START Data excerpts
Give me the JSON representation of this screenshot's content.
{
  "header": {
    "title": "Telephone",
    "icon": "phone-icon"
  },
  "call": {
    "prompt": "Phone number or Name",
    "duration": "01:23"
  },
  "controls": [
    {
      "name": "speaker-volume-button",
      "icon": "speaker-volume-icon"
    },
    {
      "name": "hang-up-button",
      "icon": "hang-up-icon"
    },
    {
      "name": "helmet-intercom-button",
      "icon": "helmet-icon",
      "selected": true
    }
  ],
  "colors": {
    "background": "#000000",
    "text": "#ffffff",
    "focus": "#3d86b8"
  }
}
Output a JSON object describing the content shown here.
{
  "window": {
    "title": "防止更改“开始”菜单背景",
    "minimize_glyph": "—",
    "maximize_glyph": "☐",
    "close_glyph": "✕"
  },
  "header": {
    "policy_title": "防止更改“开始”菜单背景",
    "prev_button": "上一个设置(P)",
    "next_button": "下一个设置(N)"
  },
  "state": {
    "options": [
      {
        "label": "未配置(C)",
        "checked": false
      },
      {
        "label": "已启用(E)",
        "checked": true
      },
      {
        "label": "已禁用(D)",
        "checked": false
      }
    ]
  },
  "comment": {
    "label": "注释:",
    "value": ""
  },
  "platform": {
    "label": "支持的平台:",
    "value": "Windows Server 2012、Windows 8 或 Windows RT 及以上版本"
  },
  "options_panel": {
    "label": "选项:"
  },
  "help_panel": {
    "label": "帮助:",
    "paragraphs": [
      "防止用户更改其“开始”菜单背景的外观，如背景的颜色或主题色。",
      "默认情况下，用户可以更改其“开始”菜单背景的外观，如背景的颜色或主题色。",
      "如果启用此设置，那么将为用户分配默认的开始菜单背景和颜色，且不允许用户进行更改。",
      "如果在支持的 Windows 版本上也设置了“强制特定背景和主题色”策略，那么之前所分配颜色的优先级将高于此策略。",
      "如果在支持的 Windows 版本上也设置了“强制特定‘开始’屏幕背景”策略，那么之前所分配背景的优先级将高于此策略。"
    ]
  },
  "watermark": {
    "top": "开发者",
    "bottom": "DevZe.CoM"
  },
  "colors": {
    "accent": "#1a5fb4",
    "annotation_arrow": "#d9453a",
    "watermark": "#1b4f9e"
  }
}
END Data excerpts
- **Task statement**
Copy out every line of the data above, exactly as given.

- **Result of the task**
Give me the JSON representation of this screenshot's content.
{
  "header": {
    "title": "Telephone",
    "icon": "phone-icon"
  },
  "call": {
    "prompt": "Phone number or Name",
    "duration": "01:23"
  },
  "controls": [
    {
      "name": "speaker-volume-button",
      "icon": "speaker-volume-icon"
    },
    {
      "name": "hang-up-button",
      "icon": "hang-up-icon"
    },
    {
      "name": "helmet-intercom-button",
      "icon": "helmet-icon",
      "selected": true
    }
  ],
  "colors": {
    "background": "#000000",
    "text": "#ffffff",
    "focus": "#3d86b8"
  }
}
Output a JSON object describing the content shown here.
{
  "window": {
    "title": "防止更改“开始”菜单背景",
    "minimize_glyph": "—",
    "maximize_glyph": "☐",
    "close_glyph": "✕"
  },
  "header": {
    "policy_title": "防止更改“开始”菜单背景",
    "prev_button": "上一个设置(P)",
    "next_button": "下一个设置(N)"
  },
  "state": {
    "options": [
      {
        "label": "未配置(C)",
        "checked": false
      },
      {
        "label": "已启用(E)",
        "checked": true
      },
      {
        "label": "已禁用(D)",
        "checked": false
      }
    ]
  },
  "comment": {
    "label": "注释:",
    "value": ""
  },
  "platform": {
    "label": "支持的平台:",
    "value": "Windows Server 2012、Windows 8 或 Windows RT 及以上版本"
  },
  "options_panel": {
    "label": "选项:"
  },
  "help_panel": {
    "label": "帮助:",
    "paragraphs": [
      "防止用户更改其“开始”菜单背景的外观，如背景的颜色或主题色。",
      "默认情况下，用户可以更改其“开始”菜单背景的外观，如背景的颜色或主题色。",
      "如果启用此设置，那么将为用户分配默认的开始菜单背景和颜色，且不允许用户进行更改。",
      "如果在支持的 Windows 版本上也设置了“强制特定背景和主题色”策略，那么之前所分配颜色的优先级将高于此策略。",
      "如果在支持的 Windows 版本上也设置了“强制特定‘开始’屏幕背景”策略，那么之前所分配背景的优先级将高于此策略。"
    ]
  },
  "watermark": {
    "top": "开发者",
    "bottom": "DevZe.CoM"
  },
  "colors": {
    "accent": "#1a5fb4",
    "annotation_arrow": "#d9453a",
    "watermark": "#1b4f9e"
  }
}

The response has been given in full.